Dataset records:
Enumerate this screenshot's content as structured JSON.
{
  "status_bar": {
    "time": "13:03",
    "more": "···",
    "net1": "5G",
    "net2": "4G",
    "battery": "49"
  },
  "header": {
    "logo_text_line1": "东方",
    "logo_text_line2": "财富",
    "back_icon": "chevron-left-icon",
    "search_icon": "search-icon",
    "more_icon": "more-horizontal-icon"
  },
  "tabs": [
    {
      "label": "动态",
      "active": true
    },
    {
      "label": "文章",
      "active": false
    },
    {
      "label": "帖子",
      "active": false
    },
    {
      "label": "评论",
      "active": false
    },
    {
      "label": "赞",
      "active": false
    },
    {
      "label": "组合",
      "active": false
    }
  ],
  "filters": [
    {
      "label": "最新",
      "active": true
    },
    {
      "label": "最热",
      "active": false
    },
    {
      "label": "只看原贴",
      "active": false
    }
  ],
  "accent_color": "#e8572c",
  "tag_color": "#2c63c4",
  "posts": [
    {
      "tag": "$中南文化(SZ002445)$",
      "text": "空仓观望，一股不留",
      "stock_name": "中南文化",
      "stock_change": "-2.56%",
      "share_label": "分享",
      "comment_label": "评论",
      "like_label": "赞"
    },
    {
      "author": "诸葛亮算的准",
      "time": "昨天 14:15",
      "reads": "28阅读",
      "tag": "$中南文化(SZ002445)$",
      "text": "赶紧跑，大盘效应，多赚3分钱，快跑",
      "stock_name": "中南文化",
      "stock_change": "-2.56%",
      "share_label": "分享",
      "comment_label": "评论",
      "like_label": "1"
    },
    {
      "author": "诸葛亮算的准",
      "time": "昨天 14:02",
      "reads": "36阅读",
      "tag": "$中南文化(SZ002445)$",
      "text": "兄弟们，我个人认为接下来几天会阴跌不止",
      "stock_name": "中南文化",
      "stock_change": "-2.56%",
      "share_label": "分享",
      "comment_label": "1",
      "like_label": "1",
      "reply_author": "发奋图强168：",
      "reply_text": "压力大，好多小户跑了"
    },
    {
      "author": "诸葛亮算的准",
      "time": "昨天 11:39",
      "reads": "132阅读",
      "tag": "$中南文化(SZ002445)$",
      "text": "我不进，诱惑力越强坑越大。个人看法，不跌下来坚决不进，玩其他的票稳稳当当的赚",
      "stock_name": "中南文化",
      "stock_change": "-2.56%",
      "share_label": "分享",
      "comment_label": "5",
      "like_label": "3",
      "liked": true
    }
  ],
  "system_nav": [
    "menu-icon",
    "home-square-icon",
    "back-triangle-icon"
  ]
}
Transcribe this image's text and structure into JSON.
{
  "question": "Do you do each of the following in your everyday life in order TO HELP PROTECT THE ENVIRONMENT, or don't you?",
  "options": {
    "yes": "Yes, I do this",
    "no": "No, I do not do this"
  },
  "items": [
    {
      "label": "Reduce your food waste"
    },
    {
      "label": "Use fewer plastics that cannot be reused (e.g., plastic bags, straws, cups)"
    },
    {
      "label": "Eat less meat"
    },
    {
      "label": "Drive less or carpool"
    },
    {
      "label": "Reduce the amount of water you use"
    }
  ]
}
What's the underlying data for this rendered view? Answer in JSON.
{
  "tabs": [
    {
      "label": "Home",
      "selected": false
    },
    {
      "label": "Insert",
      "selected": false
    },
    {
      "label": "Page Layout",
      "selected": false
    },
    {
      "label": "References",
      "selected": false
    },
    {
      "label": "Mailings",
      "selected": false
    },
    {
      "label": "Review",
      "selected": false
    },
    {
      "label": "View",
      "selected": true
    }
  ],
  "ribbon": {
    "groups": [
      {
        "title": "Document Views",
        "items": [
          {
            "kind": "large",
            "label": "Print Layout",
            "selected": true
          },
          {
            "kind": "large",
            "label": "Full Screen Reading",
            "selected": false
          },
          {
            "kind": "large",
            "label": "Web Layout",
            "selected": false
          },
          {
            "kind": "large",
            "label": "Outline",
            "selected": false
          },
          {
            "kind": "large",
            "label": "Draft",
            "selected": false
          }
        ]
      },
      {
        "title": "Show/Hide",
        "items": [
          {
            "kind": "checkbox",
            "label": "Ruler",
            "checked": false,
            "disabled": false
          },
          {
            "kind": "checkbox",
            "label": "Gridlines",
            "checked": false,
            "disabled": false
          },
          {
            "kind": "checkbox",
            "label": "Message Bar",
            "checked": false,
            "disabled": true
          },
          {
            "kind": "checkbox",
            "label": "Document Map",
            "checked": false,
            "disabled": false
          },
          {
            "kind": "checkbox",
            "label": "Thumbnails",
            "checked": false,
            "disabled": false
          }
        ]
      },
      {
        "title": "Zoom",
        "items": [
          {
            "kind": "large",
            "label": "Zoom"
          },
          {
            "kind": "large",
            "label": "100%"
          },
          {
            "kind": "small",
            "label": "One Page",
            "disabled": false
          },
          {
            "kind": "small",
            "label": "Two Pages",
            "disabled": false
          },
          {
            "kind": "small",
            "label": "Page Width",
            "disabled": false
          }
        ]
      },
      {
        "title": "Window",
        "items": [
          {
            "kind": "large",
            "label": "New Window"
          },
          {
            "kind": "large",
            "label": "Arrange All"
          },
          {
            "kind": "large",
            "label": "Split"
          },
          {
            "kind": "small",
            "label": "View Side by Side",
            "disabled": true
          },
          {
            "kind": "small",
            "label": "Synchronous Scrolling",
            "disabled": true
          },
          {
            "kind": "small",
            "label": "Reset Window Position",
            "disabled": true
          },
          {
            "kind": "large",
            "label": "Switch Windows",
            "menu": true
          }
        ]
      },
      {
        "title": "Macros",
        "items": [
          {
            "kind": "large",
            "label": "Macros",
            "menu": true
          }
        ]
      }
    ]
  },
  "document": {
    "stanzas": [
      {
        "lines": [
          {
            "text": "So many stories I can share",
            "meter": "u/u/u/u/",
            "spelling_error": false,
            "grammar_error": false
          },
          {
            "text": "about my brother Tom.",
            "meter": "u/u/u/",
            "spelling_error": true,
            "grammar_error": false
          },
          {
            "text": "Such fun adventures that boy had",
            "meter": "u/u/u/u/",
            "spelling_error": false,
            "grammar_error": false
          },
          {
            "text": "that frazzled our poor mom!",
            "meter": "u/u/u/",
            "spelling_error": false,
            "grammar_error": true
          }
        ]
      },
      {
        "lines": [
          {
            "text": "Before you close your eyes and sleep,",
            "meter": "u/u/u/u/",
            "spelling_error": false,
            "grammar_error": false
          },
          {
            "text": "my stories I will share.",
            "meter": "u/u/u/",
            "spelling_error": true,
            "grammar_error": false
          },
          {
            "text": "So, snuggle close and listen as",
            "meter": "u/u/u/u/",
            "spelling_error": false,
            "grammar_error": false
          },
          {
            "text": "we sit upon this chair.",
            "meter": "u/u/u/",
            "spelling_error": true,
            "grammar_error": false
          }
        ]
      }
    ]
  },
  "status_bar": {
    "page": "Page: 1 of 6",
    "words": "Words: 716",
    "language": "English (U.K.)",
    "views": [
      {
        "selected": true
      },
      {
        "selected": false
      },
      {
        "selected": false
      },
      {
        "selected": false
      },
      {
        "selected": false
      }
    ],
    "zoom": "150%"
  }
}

Exercise directions: Reproduce all of the records exactly.

Exercise solution:
Enumerate this screenshot's content as structured JSON.
{
  "status_bar": {
    "time": "13:03",
    "more": "···",
    "net1": "5G",
    "net2": "4G",
    "battery": "49"
  },
  "header": {
    "logo_text_line1": "东方",
    "logo_text_line2": "财富",
    "back_icon": "chevron-left-icon",
    "search_icon": "search-icon",
    "more_icon": "more-horizontal-icon"
  },
  "tabs": [
    {
      "label": "动态",
      "active": true
    },
    {
      "label": "文章",
      "active": false
    },
    {
      "label": "帖子",
      "active": false
    },
    {
      "label": "评论",
      "active": false
    },
    {
      "label": "赞",
      "active": false
    },
    {
      "label": "组合",
      "active": false
    }
  ],
  "filters": [
    {
      "label": "最新",
      "active": true
    },
    {
      "label": "最热",
      "active": false
    },
    {
      "label": "只看原贴",
      "active": false
    }
  ],
  "accent_color": "#e8572c",
  "tag_color": "#2c63c4",
  "posts": [
    {
      "tag": "$中南文化(SZ002445)$",
      "text": "空仓观望，一股不留",
      "stock_name": "中南文化",
      "stock_change": "-2.56%",
      "share_label": "分享",
      "comment_label": "评论",
      "like_label": "赞"
    },
    {
      "author": "诸葛亮算的准",
      "time": "昨天 14:15",
      "reads": "28阅读",
      "tag": "$中南文化(SZ002445)$",
      "text": "赶紧跑，大盘效应，多赚3分钱，快跑",
      "stock_name": "中南文化",
      "stock_change": "-2.56%",
      "share_label": "分享",
      "comment_label": "评论",
      "like_label": "1"
    },
    {
      "author": "诸葛亮算的准",
      "time": "昨天 14:02",
      "reads": "36阅读",
      "tag": "$中南文化(SZ002445)$",
      "text": "兄弟们，我个人认为接下来几天会阴跌不止",
      "stock_name": "中南文化",
      "stock_change": "-2.56%",
      "share_label": "分享",
      "comment_label": "1",
      "like_label": "1",
      "reply_author": "发奋图强168：",
      "reply_text": "压力大，好多小户跑了"
    },
    {
      "author": "诸葛亮算的准",
      "time": "昨天 11:39",
      "reads": "132阅读",
      "tag": "$中南文化(SZ002445)$",
      "text": "我不进，诱惑力越强坑越大。个人看法，不跌下来坚决不进，玩其他的票稳稳当当的赚",
      "stock_name": "中南文化",
      "stock_change": "-2.56%",
      "share_label": "分享",
      "comment_label": "5",
      "like_label": "3",
      "liked": true
    }
  ],
  "system_nav": [
    "menu-icon",
    "home-square-icon",
    "back-triangle-icon"
  ]
}
Transcribe this image's text and structure into JSON.
{
  "question": "Do you do each of the following in your everyday life in order TO HELP PROTECT THE ENVIRONMENT, or don't you?",
  "options": {
    "yes": "Yes, I do this",
    "no": "No, I do not do this"
  },
  "items": [
    {
      "label": "Reduce your food waste"
    },
    {
      "label": "Use fewer plastics that cannot be reused (e.g., plastic bags, straws, cups)"
    },
    {
      "label": "Eat less meat"
    },
    {
      "label": "Drive less or carpool"
    },
    {
      "label": "Reduce the amount of water you use"
    }
  ]
}
What's the underlying data for this rendered view? Answer in JSON.
{
  "tabs": [
    {
      "label": "Home",
      "selected": false
    },
    {
      "label": "Insert",
      "selected": false
    },
    {
      "label": "Page Layout",
      "selected": false
    },
    {
      "label": "References",
      "selected": false
    },
    {
      "label": "Mailings",
      "selected": false
    },
    {
      "label": "Review",
      "selected": false
    },
    {
      "label": "View",
      "selected": true
    }
  ],
  "ribbon": {
    "groups": [
      {
        "title": "Document Views",
        "items": [
          {
            "kind": "large",
            "label": "Print Layout",
            "selected": true
          },
          {
            "kind": "large",
            "label": "Full Screen Reading",
            "selected": false
          },
          {
            "kind": "large",
            "label": "Web Layout",
            "selected": false
          },
          {
            "kind": "large",
            "label": "Outline",
            "selected": false
          },
          {
            "kind": "large",
            "label": "Draft",
            "selected": false
          }
        ]
      },
      {
        "title": "Show/Hide",
        "items": [
          {
            "kind": "checkbox",
            "label": "Ruler",
            "checked": false,
            "disabled": false
          },
          {
            "kind": "checkbox",
            "label": "Gridlines",
            "checked": false,
            "disabled": false
          },
          {
            "kind": "checkbox",
            "label": "Message Bar",
            "checked": false,
            "disabled": true
          },
          {
            "kind": "checkbox",
            "label": "Document Map",
            "checked": false,
            "disabled": false
          },
          {
            "kind": "checkbox",
            "label": "Thumbnails",
            "checked": false,
            "disabled": false
          }
        ]
      },
      {
        "title": "Zoom",
        "items": [
          {
            "kind": "large",
            "label": "Zoom"
          },
          {
            "kind": "large",
            "label": "100%"
          },
          {
            "kind": "small",
            "label": "One Page",
            "disabled": false
          },
          {
            "kind": "small",
            "label": "Two Pages",
            "disabled": false
          },
          {
            "kind": "small",
            "label": "Page Width",
            "disabled": false
          }
        ]
      },
      {
        "title": "Window",
        "items": [
          {
            "kind": "large",
            "label": "New Window"
          },
          {
            "kind": "large",
            "label": "Arrange All"
          },
          {
            "kind": "large",
            "label": "Split"
          },
          {
            "kind": "small",
            "label": "View Side by Side",
            "disabled": true
          },
          {
            "kind": "small",
            "label": "Synchronous Scrolling",
            "disabled": true
          },
          {
            "kind": "small",
            "label": "Reset Window Position",
            "disabled": true
          },
          {
            "kind": "large",
            "label": "Switch Windows",
            "menu": true
          }
        ]
      },
      {
        "title": "Macros",
        "items": [
          {
            "kind": "large",
            "label": "Macros",
            "menu": true
          }
        ]
      }
    ]
  },
  "document": {
    "stanzas": [
      {
        "lines": [
          {
            "text": "So many stories I can share",
            "meter": "u/u/u/u/",
            "spelling_error": false,
            "grammar_error": false
          },
          {
            "text": "about my brother Tom.",
            "meter": "u/u/u/",
            "spelling_error": true,
            "grammar_error": false
          },
          {
            "text": "Such fun adventures that boy had",
            "meter": "u/u/u/u/",
            "spelling_error": false,
            "grammar_error": false
          },
          {
            "text": "that frazzled our poor mom!",
            "meter": "u/u/u/",
            "spelling_error": false,
            "grammar_error": true
          }
        ]
      },
      {
        "lines": [
          {
            "text": "Before you close your eyes and sleep,",
            "meter": "u/u/u/u/",
            "spelling_error": false,
            "grammar_error": false
          },
          {
            "text": "my stories I will share.",
            "meter": "u/u/u/",
            "spelling_error": true,
            "grammar_error": false
          },
          {
            "text": "So, snuggle close and listen as",
            "meter": "u/u/u/u/",
            "spelling_error": false,
            "grammar_error": false
          },
          {
            "text": "we sit upon this chair.",
            "meter": "u/u/u/",
            "spelling_error": true,
            "grammar_error": false
          }
        ]
      }
    ]
  },
  "status_bar": {
    "page": "Page: 1 of 6",
    "words": "Words: 716",
    "language": "English (U.K.)",
    "views": [
      {
        "selected": true
      },
      {
        "selected": false
      },
      {
        "selected": false
      },
      {
        "selected": false
      },
      {
        "selected": false
      }
    ],
    "zoom": "150%"
  }
}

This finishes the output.